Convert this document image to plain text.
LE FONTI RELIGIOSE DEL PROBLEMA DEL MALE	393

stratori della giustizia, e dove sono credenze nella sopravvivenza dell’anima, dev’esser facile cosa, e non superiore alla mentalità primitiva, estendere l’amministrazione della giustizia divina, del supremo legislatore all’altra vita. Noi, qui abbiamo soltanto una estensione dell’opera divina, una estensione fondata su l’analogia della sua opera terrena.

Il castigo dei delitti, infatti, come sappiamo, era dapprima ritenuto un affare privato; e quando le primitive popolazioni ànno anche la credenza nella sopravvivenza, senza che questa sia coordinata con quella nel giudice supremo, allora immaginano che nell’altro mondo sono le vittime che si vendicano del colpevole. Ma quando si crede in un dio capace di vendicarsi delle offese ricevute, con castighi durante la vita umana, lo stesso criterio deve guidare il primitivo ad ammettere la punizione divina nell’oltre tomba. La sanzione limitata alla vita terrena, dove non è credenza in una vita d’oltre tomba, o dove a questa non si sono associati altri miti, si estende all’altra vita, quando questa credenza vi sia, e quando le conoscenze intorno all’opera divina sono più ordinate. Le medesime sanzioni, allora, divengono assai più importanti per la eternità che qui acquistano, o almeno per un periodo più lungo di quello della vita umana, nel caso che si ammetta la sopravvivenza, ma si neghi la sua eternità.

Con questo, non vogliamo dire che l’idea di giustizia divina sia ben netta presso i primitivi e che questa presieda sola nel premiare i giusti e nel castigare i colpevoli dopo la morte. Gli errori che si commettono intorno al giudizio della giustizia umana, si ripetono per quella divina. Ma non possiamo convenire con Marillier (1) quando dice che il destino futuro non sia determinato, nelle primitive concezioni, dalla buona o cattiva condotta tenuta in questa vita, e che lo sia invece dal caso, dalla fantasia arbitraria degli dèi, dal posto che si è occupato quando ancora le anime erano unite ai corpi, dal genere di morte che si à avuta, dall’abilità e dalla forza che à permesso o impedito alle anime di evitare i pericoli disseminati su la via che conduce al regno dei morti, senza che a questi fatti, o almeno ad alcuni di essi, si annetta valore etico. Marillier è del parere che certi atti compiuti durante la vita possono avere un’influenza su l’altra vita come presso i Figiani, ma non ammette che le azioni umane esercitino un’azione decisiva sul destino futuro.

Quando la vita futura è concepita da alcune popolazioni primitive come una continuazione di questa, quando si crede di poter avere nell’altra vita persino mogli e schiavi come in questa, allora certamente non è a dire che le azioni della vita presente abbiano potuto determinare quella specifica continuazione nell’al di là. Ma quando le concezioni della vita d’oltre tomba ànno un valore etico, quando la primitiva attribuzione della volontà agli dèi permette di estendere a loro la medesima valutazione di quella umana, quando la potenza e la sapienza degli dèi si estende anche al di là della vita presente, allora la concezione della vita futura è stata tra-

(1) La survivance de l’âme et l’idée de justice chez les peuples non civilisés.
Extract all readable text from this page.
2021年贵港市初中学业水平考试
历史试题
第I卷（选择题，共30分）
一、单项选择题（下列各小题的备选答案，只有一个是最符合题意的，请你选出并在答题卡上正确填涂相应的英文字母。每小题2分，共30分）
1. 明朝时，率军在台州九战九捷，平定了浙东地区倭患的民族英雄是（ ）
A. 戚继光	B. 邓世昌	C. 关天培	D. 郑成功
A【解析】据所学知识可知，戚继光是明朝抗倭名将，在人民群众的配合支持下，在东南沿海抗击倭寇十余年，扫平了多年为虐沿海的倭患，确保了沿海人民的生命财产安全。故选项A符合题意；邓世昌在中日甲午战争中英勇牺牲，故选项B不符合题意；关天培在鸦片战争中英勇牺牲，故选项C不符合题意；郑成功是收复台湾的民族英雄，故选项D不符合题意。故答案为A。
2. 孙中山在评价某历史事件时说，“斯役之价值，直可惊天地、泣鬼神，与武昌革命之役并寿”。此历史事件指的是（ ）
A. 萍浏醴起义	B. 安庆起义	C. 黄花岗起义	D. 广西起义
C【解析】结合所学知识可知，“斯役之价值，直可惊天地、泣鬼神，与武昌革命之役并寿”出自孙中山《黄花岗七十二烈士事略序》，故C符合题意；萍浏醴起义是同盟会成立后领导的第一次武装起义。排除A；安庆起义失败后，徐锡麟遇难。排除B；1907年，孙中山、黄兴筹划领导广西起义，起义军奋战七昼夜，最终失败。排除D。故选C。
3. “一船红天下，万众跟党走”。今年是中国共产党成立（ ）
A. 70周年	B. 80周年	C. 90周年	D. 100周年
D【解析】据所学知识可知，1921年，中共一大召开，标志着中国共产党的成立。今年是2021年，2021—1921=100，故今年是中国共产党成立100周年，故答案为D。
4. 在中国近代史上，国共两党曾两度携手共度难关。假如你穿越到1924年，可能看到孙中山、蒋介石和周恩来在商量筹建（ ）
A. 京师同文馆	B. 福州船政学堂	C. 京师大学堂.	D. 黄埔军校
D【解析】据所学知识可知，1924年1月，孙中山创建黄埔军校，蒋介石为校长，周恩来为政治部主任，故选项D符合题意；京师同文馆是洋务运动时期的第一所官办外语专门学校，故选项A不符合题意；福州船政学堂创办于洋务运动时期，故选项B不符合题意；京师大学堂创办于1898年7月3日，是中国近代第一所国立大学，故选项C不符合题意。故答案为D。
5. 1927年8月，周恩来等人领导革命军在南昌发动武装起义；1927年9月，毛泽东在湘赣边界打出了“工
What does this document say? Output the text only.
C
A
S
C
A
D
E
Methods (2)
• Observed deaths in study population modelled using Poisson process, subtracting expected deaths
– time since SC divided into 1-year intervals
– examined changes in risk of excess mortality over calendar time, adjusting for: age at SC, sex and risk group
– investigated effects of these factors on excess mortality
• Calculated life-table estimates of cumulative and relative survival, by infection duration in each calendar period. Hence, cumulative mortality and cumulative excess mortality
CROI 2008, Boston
---
■ Problem to solve ■
Find the lines containing "直可惊天地" and pull them out.

■ Finished answer ■
2. 孙中山在评价某历史事件时说，“斯役之价值，直可惊天地、泣鬼神，与武昌革命之役并寿”。此历史事件指的是（ ）
C【解析】结合所学知识可知，“斯役之价值，直可惊天地、泣鬼神，与武昌革命之役并寿”出自孙中山《黄花岗七十二烈士事略序》，故C符合题意；萍浏醴起义是同盟会成立后领导的第一次武装起义。排除A；安庆起义失败后，徐锡麟遇难。排除B；1907年，孙中山、黄兴筹划领导广西起义，起义军奋战七昼夜，最终失败。排除D。故选C。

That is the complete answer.